── Dataset extract

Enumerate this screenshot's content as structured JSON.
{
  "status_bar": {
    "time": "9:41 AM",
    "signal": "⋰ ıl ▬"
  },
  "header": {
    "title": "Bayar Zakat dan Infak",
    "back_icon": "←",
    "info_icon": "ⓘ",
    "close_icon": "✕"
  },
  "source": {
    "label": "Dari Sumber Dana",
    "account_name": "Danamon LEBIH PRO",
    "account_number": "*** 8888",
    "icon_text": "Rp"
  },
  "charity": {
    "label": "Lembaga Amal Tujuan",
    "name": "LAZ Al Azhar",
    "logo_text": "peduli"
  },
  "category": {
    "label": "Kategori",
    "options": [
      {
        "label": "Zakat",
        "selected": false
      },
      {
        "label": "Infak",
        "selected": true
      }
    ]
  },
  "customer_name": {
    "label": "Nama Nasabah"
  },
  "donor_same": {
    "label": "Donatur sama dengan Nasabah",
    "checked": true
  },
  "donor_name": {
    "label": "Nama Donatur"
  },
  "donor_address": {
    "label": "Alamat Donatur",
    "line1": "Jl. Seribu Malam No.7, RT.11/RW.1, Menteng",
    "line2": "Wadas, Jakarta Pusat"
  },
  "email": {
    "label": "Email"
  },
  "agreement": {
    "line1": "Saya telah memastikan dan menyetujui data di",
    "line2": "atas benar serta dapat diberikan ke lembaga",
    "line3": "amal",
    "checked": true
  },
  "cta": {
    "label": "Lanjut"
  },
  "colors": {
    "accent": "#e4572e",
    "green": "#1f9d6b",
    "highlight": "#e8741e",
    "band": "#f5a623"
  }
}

────

## Short exercise
Give back the whole listing exactly as it reads.

## Response for this exercise
Enumerate this screenshot's content as structured JSON.
{
  "status_bar": {
    "time": "9:41 AM",
    "signal": "⋰ ıl ▬"
  },
  "header": {
    "title": "Bayar Zakat dan Infak",
    "back_icon": "←",
    "info_icon": "ⓘ",
    "close_icon": "✕"
  },
  "source": {
    "label": "Dari Sumber Dana",
    "account_name": "Danamon LEBIH PRO",
    "account_number": "*** 8888",
    "icon_text": "Rp"
  },
  "charity": {
    "label": "Lembaga Amal Tujuan",
    "name": "LAZ Al Azhar",
    "logo_text": "peduli"
  },
  "category": {
    "label": "Kategori",
    "options": [
      {
        "label": "Zakat",
        "selected": false
      },
      {
        "label": "Infak",
        "selected": true
      }
    ]
  },
  "customer_name": {
    "label": "Nama Nasabah"
  },
  "donor_same": {
    "label": "Donatur sama dengan Nasabah",
    "checked": true
  },
  "donor_name": {
    "label": "Nama Donatur"
  },
  "donor_address": {
    "label": "Alamat Donatur",
    "line1": "Jl. Seribu Malam No.7, RT.11/RW.1, Menteng",
    "line2": "Wadas, Jakarta Pusat"
  },
  "email": {
    "label": "Email"
  },
  "agreement": {
    "line1": "Saya telah memastikan dan menyetujui data di",
    "line2": "atas benar serta dapat diberikan ke lembaga",
    "line3": "amal",
    "checked": true
  },
  "cta": {
    "label": "Lanjut"
  },
  "colors": {
    "accent": "#e4572e",
    "green": "#1f9d6b",
    "highlight": "#e8741e",
    "band": "#f5a623"
  }
}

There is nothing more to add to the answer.